:: SET TASK ::
Without altering anything, output the material below.

** Start **

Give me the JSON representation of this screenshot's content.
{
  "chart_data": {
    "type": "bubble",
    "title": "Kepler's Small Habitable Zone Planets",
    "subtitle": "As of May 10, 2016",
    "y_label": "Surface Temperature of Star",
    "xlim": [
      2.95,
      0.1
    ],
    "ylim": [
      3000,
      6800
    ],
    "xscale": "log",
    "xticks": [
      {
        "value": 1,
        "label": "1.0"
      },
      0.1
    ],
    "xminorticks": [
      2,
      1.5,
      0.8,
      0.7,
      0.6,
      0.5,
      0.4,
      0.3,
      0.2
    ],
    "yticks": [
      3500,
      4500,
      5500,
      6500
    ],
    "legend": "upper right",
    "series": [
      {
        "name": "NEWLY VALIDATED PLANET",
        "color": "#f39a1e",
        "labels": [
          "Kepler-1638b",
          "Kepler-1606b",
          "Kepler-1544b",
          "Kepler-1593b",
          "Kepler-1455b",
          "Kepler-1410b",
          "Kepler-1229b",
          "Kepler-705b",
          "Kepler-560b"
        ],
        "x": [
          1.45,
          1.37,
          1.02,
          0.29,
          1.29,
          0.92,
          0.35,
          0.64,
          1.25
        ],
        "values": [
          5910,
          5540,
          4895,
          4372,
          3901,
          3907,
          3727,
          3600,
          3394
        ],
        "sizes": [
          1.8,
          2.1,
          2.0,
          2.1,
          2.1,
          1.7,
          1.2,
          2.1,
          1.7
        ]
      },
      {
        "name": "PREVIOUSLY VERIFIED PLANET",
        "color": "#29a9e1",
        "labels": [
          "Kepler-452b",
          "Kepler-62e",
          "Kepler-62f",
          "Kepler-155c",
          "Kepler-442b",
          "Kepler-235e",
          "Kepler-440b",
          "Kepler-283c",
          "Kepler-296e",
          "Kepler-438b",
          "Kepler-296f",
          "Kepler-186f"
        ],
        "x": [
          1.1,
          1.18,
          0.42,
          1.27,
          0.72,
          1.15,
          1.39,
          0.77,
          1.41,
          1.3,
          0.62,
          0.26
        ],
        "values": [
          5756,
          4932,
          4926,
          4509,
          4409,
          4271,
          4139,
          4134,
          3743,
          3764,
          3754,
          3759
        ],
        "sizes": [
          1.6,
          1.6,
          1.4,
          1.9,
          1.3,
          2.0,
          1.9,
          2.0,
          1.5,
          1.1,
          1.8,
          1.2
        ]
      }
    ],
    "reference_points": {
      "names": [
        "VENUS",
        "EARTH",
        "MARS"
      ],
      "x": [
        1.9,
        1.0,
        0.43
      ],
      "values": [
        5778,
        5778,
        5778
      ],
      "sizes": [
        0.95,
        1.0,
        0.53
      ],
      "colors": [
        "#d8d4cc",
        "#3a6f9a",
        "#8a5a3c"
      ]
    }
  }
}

** End **

:: EXERCISE ANSWER ::
Give me the JSON representation of this screenshot's content.
{
  "chart_data": {
    "type": "bubble",
    "title": "Kepler's Small Habitable Zone Planets",
    "subtitle": "As of May 10, 2016",
    "y_label": "Surface Temperature of Star",
    "xlim": [
      2.95,
      0.1
    ],
    "ylim": [
      3000,
      6800
    ],
    "xscale": "log",
    "xticks": [
      {
        "value": 1,
        "label": "1.0"
      },
      0.1
    ],
    "xminorticks": [
      2,
      1.5,
      0.8,
      0.7,
      0.6,
      0.5,
      0.4,
      0.3,
      0.2
    ],
    "yticks": [
      3500,
      4500,
      5500,
      6500
    ],
    "legend": "upper right",
    "series": [
      {
        "name": "NEWLY VALIDATED PLANET",
        "color": "#f39a1e",
        "labels": [
          "Kepler-1638b",
          "Kepler-1606b",
          "Kepler-1544b",
          "Kepler-1593b",
          "Kepler-1455b",
          "Kepler-1410b",
          "Kepler-1229b",
          "Kepler-705b",
          "Kepler-560b"
        ],
        "x": [
          1.45,
          1.37,
          1.02,
          0.29,
          1.29,
          0.92,
          0.35,
          0.64,
          1.25
        ],
        "values": [
          5910,
          5540,
          4895,
          4372,
          3901,
          3907,
          3727,
          3600,
          3394
        ],
        "sizes": [
          1.8,
          2.1,
          2.0,
          2.1,
          2.1,
          1.7,
          1.2,
          2.1,
          1.7
        ]
      },
      {
        "name": "PREVIOUSLY VERIFIED PLANET",
        "color": "#29a9e1",
        "labels": [
          "Kepler-452b",
          "Kepler-62e",
          "Kepler-62f",
          "Kepler-155c",
          "Kepler-442b",
          "Kepler-235e",
          "Kepler-440b",
          "Kepler-283c",
          "Kepler-296e",
          "Kepler-438b",
          "Kepler-296f",
          "Kepler-186f"
        ],
        "x": [
          1.1,
          1.18,
          0.42,
          1.27,
          0.72,
          1.15,
          1.39,
          0.77,
          1.41,
          1.3,
          0.62,
          0.26
        ],
        "values": [
          5756,
          4932,
          4926,
          4509,
          4409,
          4271,
          4139,
          4134,
          3743,
          3764,
          3754,
          3759
        ],
        "sizes": [
          1.6,
          1.6,
          1.4,
          1.9,
          1.3,
          2.0,
          1.9,
          2.0,
          1.5,
          1.1,
          1.8,
          1.2
        ]
      }
    ],
    "reference_points": {
      "names": [
        "VENUS",
        "EARTH",
        "MARS"
      ],
      "x": [
        1.9,
        1.0,
        0.43
      ],
      "values": [
        5778,
        5778,
        5778
      ],
      "sizes": [
        0.95,
        1.0,
        0.53
      ],
      "colors": [
        "#d8d4cc",
        "#3a6f9a",
        "#8a5a3c"
      ]
    }
  }
}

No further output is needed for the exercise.